Data tied to figure images ->
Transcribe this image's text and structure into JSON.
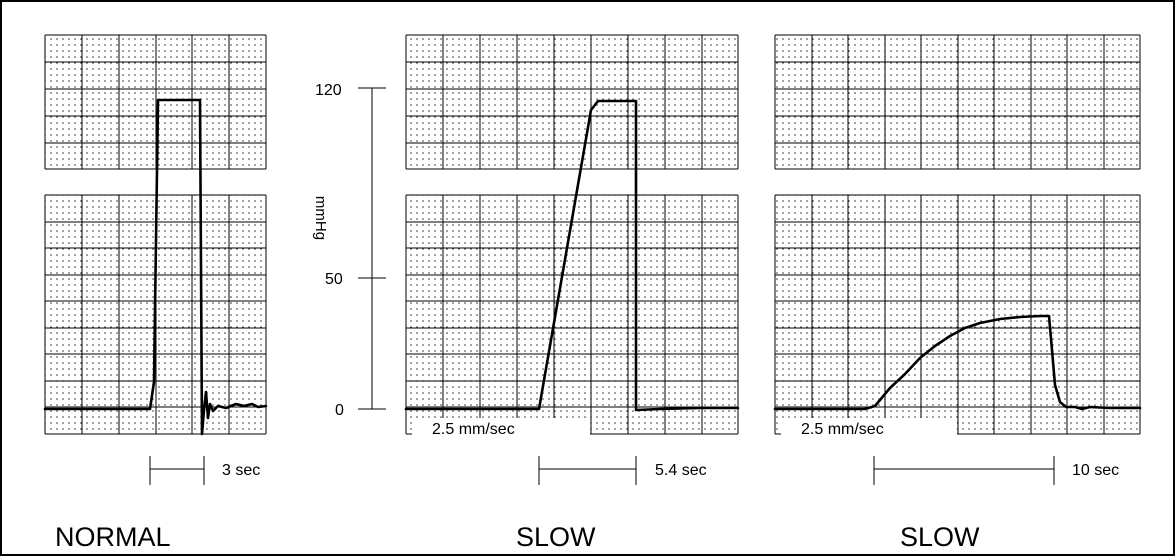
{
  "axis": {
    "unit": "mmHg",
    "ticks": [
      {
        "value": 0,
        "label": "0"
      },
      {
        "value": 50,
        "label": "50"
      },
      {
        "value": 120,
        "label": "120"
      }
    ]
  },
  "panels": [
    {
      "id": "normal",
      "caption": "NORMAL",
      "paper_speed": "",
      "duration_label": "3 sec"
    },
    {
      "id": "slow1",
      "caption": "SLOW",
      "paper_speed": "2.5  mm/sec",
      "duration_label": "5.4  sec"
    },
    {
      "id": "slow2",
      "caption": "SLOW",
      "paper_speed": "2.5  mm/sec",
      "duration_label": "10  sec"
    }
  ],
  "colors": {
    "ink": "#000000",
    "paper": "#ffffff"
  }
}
---
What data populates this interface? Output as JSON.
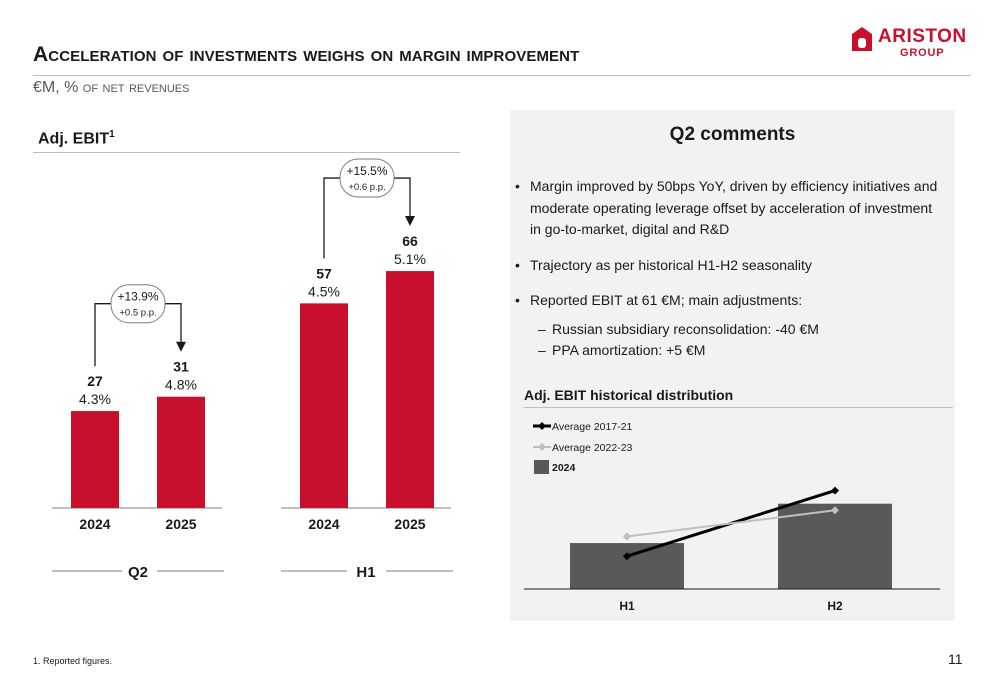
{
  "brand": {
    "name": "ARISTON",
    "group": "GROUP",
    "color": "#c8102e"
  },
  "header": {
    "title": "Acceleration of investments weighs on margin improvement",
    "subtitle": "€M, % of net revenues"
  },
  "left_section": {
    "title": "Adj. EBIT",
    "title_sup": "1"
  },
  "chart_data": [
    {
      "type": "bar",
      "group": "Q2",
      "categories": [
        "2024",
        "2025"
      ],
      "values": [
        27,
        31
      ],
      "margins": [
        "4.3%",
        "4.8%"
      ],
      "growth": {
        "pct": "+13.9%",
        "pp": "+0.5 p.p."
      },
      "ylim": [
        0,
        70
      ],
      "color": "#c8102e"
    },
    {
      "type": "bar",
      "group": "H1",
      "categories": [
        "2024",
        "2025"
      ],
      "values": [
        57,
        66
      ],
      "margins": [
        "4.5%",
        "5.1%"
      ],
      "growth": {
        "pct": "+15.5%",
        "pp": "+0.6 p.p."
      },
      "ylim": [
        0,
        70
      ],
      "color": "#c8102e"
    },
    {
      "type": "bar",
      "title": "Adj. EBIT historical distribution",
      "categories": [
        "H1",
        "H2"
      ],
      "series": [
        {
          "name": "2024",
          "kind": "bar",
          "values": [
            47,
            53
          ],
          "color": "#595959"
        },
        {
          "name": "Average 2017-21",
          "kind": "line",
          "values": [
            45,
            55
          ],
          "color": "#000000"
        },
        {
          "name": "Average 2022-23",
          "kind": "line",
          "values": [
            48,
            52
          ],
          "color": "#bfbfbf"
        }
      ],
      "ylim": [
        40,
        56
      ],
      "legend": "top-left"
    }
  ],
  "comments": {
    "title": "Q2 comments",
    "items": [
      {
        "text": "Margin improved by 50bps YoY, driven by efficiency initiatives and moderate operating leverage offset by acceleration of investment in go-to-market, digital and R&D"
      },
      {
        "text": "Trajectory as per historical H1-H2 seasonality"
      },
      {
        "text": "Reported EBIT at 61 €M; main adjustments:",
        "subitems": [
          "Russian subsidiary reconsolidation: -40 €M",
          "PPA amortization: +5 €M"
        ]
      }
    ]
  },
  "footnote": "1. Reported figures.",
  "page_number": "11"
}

Exercise description -> Copy out every line of the data that includes the word "historical".

Output of the exercise ->
      "title": "Adj. EBIT historical distribution",
        "text": "Trajectory as per historical H1-H2 seasonality"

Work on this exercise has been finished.